* PROBLEM TO WORK ON *
Every record that follows should be printed verbatim.

* DATASET CONTENT *

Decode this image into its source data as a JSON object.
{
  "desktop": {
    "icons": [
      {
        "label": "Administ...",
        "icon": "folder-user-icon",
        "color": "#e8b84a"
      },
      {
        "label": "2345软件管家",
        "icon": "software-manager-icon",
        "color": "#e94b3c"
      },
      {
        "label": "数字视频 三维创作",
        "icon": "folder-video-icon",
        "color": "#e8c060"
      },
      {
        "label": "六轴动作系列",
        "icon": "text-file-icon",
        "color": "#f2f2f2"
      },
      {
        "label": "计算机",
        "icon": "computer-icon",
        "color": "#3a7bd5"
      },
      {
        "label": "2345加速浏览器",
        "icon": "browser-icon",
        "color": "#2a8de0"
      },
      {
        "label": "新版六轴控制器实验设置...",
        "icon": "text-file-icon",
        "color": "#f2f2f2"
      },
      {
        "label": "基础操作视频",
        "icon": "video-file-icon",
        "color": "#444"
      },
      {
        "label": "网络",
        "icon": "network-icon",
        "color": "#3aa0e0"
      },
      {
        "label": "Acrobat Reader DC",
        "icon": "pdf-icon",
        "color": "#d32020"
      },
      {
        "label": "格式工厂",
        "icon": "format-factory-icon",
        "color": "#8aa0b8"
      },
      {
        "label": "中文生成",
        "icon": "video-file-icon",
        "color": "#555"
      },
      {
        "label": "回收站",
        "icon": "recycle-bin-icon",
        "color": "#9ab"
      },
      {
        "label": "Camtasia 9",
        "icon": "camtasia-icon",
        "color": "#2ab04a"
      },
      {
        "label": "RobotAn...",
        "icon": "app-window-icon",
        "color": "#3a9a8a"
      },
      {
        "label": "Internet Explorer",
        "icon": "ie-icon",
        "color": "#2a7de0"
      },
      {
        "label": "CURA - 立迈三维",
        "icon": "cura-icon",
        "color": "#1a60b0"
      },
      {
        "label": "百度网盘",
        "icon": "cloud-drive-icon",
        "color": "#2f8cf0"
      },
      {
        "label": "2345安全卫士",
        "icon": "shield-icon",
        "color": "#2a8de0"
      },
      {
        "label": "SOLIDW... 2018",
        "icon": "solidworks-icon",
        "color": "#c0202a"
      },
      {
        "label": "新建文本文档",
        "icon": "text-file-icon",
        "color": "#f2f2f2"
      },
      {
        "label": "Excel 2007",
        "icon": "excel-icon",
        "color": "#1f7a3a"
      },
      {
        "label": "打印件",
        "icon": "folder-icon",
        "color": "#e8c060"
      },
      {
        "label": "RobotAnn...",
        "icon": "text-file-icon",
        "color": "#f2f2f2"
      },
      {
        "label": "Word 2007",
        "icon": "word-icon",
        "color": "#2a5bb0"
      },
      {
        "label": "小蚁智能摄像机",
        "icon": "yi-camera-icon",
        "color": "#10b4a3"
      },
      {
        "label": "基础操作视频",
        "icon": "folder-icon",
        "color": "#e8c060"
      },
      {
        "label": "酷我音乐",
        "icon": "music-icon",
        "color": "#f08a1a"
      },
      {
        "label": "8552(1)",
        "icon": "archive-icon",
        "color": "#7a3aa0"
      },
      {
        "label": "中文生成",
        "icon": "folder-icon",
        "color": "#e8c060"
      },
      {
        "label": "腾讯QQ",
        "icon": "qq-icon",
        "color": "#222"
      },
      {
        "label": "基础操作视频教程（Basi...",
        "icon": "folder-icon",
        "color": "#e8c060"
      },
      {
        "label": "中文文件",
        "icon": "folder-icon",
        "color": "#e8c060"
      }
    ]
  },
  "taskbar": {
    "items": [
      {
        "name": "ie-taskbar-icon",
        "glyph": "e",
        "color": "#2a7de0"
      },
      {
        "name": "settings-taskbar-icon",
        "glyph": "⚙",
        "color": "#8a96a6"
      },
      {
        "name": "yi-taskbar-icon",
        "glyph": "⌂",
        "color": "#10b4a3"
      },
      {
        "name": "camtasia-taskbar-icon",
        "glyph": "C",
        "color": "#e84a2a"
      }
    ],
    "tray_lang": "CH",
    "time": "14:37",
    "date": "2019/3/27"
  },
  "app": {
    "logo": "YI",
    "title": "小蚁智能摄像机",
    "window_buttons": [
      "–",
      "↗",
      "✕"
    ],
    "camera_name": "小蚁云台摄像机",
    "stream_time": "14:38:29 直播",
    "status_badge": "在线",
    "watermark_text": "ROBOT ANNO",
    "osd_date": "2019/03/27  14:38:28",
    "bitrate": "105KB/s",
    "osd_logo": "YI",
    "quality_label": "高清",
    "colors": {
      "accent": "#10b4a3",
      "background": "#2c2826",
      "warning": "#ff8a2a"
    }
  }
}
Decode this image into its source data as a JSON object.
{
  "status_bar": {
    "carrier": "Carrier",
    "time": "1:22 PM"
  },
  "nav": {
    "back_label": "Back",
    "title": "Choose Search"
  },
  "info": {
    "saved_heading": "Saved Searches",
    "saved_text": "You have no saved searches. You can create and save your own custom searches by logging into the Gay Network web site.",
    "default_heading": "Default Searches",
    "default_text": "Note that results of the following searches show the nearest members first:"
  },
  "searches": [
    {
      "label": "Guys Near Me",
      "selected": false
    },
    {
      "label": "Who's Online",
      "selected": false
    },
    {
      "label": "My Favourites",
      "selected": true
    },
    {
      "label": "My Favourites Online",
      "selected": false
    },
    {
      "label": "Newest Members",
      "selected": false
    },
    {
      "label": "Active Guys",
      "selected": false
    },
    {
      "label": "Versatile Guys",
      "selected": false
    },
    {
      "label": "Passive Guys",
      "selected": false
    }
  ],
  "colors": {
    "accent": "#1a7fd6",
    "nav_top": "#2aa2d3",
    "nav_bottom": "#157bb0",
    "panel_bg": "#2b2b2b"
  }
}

* THE SOLUTION *
Decode this image into its source data as a JSON object.
{
  "desktop": {
    "icons": [
      {
        "label": "Administ...",
        "icon": "folder-user-icon",
        "color": "#e8b84a"
      },
      {
        "label": "2345软件管家",
        "icon": "software-manager-icon",
        "color": "#e94b3c"
      },
      {
        "label": "数字视频 三维创作",
        "icon": "folder-video-icon",
        "color": "#e8c060"
      },
      {
        "label": "六轴动作系列",
        "icon": "text-file-icon",
        "color": "#f2f2f2"
      },
      {
        "label": "计算机",
        "icon": "computer-icon",
        "color": "#3a7bd5"
      },
      {
        "label": "2345加速浏览器",
        "icon": "browser-icon",
        "color": "#2a8de0"
      },
      {
        "label": "新版六轴控制器实验设置...",
        "icon": "text-file-icon",
        "color": "#f2f2f2"
      },
      {
        "label": "基础操作视频",
        "icon": "video-file-icon",
        "color": "#444"
      },
      {
        "label": "网络",
        "icon": "network-icon",
        "color": "#3aa0e0"
      },
      {
        "label": "Acrobat Reader DC",
        "icon": "pdf-icon",
        "color": "#d32020"
      },
      {
        "label": "格式工厂",
        "icon": "format-factory-icon",
        "color": "#8aa0b8"
      },
      {
        "label": "中文生成",
        "icon": "video-file-icon",
        "color": "#555"
      },
      {
        "label": "回收站",
        "icon": "recycle-bin-icon",
        "color": "#9ab"
      },
      {
        "label": "Camtasia 9",
        "icon": "camtasia-icon",
        "color": "#2ab04a"
      },
      {
        "label": "RobotAn...",
        "icon": "app-window-icon",
        "color": "#3a9a8a"
      },
      {
        "label": "Internet Explorer",
        "icon": "ie-icon",
        "color": "#2a7de0"
      },
      {
        "label": "CURA - 立迈三维",
        "icon": "cura-icon",
        "color": "#1a60b0"
      },
      {
        "label": "百度网盘",
        "icon": "cloud-drive-icon",
        "color": "#2f8cf0"
      },
      {
        "label": "2345安全卫士",
        "icon": "shield-icon",
        "color": "#2a8de0"
      },
      {
        "label": "SOLIDW... 2018",
        "icon": "solidworks-icon",
        "color": "#c0202a"
      },
      {
        "label": "新建文本文档",
        "icon": "text-file-icon",
        "color": "#f2f2f2"
      },
      {
        "label": "Excel 2007",
        "icon": "excel-icon",
        "color": "#1f7a3a"
      },
      {
        "label": "打印件",
        "icon": "folder-icon",
        "color": "#e8c060"
      },
      {
        "label": "RobotAnn...",
        "icon": "text-file-icon",
        "color": "#f2f2f2"
      },
      {
        "label": "Word 2007",
        "icon": "word-icon",
        "color": "#2a5bb0"
      },
      {
        "label": "小蚁智能摄像机",
        "icon": "yi-camera-icon",
        "color": "#10b4a3"
      },
      {
        "label": "基础操作视频",
        "icon": "folder-icon",
        "color": "#e8c060"
      },
      {
        "label": "酷我音乐",
        "icon": "music-icon",
        "color": "#f08a1a"
      },
      {
        "label": "8552(1)",
        "icon": "archive-icon",
        "color": "#7a3aa0"
      },
      {
        "label": "中文生成",
        "icon": "folder-icon",
        "color": "#e8c060"
      },
      {
        "label": "腾讯QQ",
        "icon": "qq-icon",
        "color": "#222"
      },
      {
        "label": "基础操作视频教程（Basi...",
        "icon": "folder-icon",
        "color": "#e8c060"
      },
      {
        "label": "中文文件",
        "icon": "folder-icon",
        "color": "#e8c060"
      }
    ]
  },
  "taskbar": {
    "items": [
      {
        "name": "ie-taskbar-icon",
        "glyph": "e",
        "color": "#2a7de0"
      },
      {
        "name": "settings-taskbar-icon",
        "glyph": "⚙",
        "color": "#8a96a6"
      },
      {
        "name": "yi-taskbar-icon",
        "glyph": "⌂",
        "color": "#10b4a3"
      },
      {
        "name": "camtasia-taskbar-icon",
        "glyph": "C",
        "color": "#e84a2a"
      }
    ],
    "tray_lang": "CH",
    "time": "14:37",
    "date": "2019/3/27"
  },
  "app": {
    "logo": "YI",
    "title": "小蚁智能摄像机",
    "window_buttons": [
      "–",
      "↗",
      "✕"
    ],
    "camera_name": "小蚁云台摄像机",
    "stream_time": "14:38:29 直播",
    "status_badge": "在线",
    "watermark_text": "ROBOT ANNO",
    "osd_date": "2019/03/27  14:38:28",
    "bitrate": "105KB/s",
    "osd_logo": "YI",
    "quality_label": "高清",
    "colors": {
      "accent": "#10b4a3",
      "background": "#2c2826",
      "warning": "#ff8a2a"
    }
  }
}
Decode this image into its source data as a JSON object.
{
  "status_bar": {
    "carrier": "Carrier",
    "time": "1:22 PM"
  },
  "nav": {
    "back_label": "Back",
    "title": "Choose Search"
  },
  "info": {
    "saved_heading": "Saved Searches",
    "saved_text": "You have no saved searches. You can create and save your own custom searches by logging into the Gay Network web site.",
    "default_heading": "Default Searches",
    "default_text": "Note that results of the following searches show the nearest members first:"
  },
  "searches": [
    {
      "label": "Guys Near Me",
      "selected": false
    },
    {
      "label": "Who's Online",
      "selected": false
    },
    {
      "label": "My Favourites",
      "selected": true
    },
    {
      "label": "My Favourites Online",
      "selected": false
    },
    {
      "label": "Newest Members",
      "selected": false
    },
    {
      "label": "Active Guys",
      "selected": false
    },
    {
      "label": "Versatile Guys",
      "selected": false
    },
    {
      "label": "Passive Guys",
      "selected": false
    }
  ],
  "colors": {
    "accent": "#1a7fd6",
    "nav_top": "#2aa2d3",
    "nav_bottom": "#157bb0",
    "panel_bg": "#2b2b2b"
  }
}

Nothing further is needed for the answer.